Exercise:
Copy out every row below that contains the string "note". Matching is case-sensitive.

Region boundary data:

+-------+

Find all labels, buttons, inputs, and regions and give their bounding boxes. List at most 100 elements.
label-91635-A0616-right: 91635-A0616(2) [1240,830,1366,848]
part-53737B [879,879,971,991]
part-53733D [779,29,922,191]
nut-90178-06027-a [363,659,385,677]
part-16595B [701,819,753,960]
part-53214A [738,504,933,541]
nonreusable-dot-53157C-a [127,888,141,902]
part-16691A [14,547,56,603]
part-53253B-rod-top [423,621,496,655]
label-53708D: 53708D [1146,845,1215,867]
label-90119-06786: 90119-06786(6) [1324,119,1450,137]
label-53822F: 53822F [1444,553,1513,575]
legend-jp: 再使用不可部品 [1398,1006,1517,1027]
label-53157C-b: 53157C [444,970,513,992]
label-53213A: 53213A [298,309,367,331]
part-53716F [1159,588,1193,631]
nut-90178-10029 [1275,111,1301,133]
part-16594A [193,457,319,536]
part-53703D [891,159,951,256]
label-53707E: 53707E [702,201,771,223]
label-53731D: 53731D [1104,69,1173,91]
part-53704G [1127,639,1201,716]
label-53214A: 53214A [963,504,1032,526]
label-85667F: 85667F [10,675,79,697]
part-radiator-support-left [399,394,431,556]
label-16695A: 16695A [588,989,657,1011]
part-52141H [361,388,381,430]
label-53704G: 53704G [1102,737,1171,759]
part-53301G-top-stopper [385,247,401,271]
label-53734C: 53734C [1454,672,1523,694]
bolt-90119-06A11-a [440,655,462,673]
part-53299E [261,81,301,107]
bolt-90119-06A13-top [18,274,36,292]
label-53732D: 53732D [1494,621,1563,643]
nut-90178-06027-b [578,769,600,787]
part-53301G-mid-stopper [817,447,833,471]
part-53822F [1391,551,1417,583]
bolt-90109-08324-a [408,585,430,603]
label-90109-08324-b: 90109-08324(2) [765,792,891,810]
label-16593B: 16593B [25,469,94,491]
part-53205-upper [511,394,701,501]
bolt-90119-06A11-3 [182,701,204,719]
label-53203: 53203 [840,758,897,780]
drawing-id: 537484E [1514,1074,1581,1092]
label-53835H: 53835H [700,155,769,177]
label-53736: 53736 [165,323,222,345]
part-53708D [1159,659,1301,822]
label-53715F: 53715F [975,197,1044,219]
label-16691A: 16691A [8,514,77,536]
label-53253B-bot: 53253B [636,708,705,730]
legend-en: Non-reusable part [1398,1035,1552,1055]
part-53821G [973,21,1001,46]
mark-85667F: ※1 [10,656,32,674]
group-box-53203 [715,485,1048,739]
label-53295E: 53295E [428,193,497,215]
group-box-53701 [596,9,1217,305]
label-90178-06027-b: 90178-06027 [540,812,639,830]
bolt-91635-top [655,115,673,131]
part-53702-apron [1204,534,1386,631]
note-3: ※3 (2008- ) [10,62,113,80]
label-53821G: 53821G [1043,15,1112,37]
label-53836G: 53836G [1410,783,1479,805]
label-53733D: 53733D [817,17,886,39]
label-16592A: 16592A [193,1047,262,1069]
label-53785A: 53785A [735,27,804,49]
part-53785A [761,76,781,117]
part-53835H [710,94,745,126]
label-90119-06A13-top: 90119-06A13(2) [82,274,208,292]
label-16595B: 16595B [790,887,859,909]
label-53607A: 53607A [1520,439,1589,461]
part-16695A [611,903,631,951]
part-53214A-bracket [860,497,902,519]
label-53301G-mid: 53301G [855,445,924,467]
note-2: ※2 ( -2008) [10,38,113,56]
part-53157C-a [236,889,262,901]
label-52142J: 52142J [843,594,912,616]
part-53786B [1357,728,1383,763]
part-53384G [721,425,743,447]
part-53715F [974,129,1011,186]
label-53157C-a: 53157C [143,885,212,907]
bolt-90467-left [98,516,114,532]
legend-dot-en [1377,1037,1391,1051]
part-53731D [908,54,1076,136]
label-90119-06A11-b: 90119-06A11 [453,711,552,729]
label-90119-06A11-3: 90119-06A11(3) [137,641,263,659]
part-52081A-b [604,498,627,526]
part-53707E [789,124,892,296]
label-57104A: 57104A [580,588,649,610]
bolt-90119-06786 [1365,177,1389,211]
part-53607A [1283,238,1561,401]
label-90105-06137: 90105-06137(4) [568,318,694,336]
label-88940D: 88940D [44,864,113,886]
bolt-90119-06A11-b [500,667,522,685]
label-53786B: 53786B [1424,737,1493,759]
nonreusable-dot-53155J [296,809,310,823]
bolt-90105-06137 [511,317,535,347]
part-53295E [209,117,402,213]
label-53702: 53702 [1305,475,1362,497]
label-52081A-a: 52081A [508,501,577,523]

+-------+

Solution to the exercise:
note-3: ※3 (2008- ) [10,62,113,80]
note-2: ※2 ( -2008) [10,38,113,56]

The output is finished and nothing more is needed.